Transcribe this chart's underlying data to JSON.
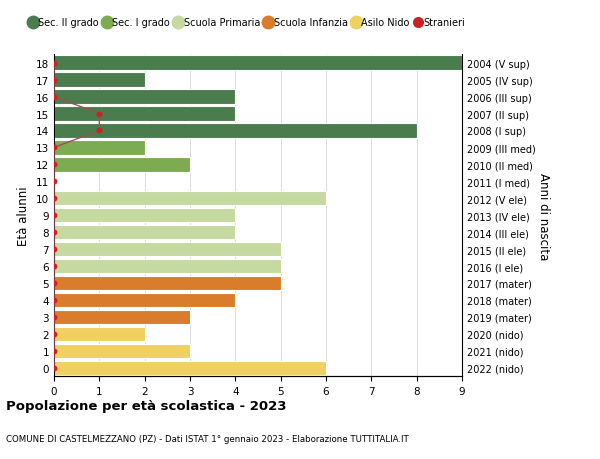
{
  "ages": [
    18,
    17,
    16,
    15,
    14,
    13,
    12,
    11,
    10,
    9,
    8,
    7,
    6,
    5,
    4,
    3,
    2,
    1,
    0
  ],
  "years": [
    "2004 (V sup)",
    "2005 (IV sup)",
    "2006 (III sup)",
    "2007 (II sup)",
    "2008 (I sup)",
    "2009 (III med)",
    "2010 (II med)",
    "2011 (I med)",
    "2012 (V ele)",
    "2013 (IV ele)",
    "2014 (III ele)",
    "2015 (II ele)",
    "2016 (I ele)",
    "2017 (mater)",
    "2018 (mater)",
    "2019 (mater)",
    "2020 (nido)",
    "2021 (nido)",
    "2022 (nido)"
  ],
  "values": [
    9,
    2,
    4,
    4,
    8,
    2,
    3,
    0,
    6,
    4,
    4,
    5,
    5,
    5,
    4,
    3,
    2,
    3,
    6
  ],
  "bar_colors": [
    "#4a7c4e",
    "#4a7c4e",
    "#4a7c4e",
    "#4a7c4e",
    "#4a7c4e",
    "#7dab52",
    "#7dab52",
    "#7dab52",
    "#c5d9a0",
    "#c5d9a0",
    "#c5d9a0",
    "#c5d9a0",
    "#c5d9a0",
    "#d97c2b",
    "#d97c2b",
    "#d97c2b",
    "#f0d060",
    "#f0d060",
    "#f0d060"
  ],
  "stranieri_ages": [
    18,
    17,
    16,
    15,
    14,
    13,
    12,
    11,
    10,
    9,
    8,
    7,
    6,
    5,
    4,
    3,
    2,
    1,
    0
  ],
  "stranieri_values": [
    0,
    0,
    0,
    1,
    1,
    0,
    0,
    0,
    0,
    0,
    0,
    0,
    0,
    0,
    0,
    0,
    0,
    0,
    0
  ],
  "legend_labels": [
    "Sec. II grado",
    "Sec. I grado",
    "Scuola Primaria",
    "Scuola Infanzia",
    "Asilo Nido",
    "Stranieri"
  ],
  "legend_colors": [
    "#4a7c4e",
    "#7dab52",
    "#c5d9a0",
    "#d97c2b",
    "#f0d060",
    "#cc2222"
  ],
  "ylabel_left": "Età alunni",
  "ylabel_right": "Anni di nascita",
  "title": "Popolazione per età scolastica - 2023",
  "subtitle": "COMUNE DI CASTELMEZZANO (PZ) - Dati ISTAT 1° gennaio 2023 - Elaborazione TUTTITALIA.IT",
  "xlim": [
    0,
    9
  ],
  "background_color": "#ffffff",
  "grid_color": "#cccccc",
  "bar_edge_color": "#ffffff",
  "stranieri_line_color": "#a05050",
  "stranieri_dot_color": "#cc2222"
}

§ **Your objective**:
Quote the data above in full, leaving out the pictures it holds.

§ **Solution to this exercise**:
Transcribe this chart's underlying data to JSON.
{
  "ages": [
    18,
    17,
    16,
    15,
    14,
    13,
    12,
    11,
    10,
    9,
    8,
    7,
    6,
    5,
    4,
    3,
    2,
    1,
    0
  ],
  "years": [
    "2004 (V sup)",
    "2005 (IV sup)",
    "2006 (III sup)",
    "2007 (II sup)",
    "2008 (I sup)",
    "2009 (III med)",
    "2010 (II med)",
    "2011 (I med)",
    "2012 (V ele)",
    "2013 (IV ele)",
    "2014 (III ele)",
    "2015 (II ele)",
    "2016 (I ele)",
    "2017 (mater)",
    "2018 (mater)",
    "2019 (mater)",
    "2020 (nido)",
    "2021 (nido)",
    "2022 (nido)"
  ],
  "values": [
    9,
    2,
    4,
    4,
    8,
    2,
    3,
    0,
    6,
    4,
    4,
    5,
    5,
    5,
    4,
    3,
    2,
    3,
    6
  ],
  "bar_colors": [
    "#4a7c4e",
    "#4a7c4e",
    "#4a7c4e",
    "#4a7c4e",
    "#4a7c4e",
    "#7dab52",
    "#7dab52",
    "#7dab52",
    "#c5d9a0",
    "#c5d9a0",
    "#c5d9a0",
    "#c5d9a0",
    "#c5d9a0",
    "#d97c2b",
    "#d97c2b",
    "#d97c2b",
    "#f0d060",
    "#f0d060",
    "#f0d060"
  ],
  "stranieri_ages": [
    18,
    17,
    16,
    15,
    14,
    13,
    12,
    11,
    10,
    9,
    8,
    7,
    6,
    5,
    4,
    3,
    2,
    1,
    0
  ],
  "stranieri_values": [
    0,
    0,
    0,
    1,
    1,
    0,
    0,
    0,
    0,
    0,
    0,
    0,
    0,
    0,
    0,
    0,
    0,
    0,
    0
  ],
  "legend_labels": [
    "Sec. II grado",
    "Sec. I grado",
    "Scuola Primaria",
    "Scuola Infanzia",
    "Asilo Nido",
    "Stranieri"
  ],
  "legend_colors": [
    "#4a7c4e",
    "#7dab52",
    "#c5d9a0",
    "#d97c2b",
    "#f0d060",
    "#cc2222"
  ],
  "ylabel_left": "Età alunni",
  "ylabel_right": "Anni di nascita",
  "title": "Popolazione per età scolastica - 2023",
  "subtitle": "COMUNE DI CASTELMEZZANO (PZ) - Dati ISTAT 1° gennaio 2023 - Elaborazione TUTTITALIA.IT",
  "xlim": [
    0,
    9
  ],
  "background_color": "#ffffff",
  "grid_color": "#cccccc",
  "bar_edge_color": "#ffffff",
  "stranieri_line_color": "#a05050",
  "stranieri_dot_color": "#cc2222"
}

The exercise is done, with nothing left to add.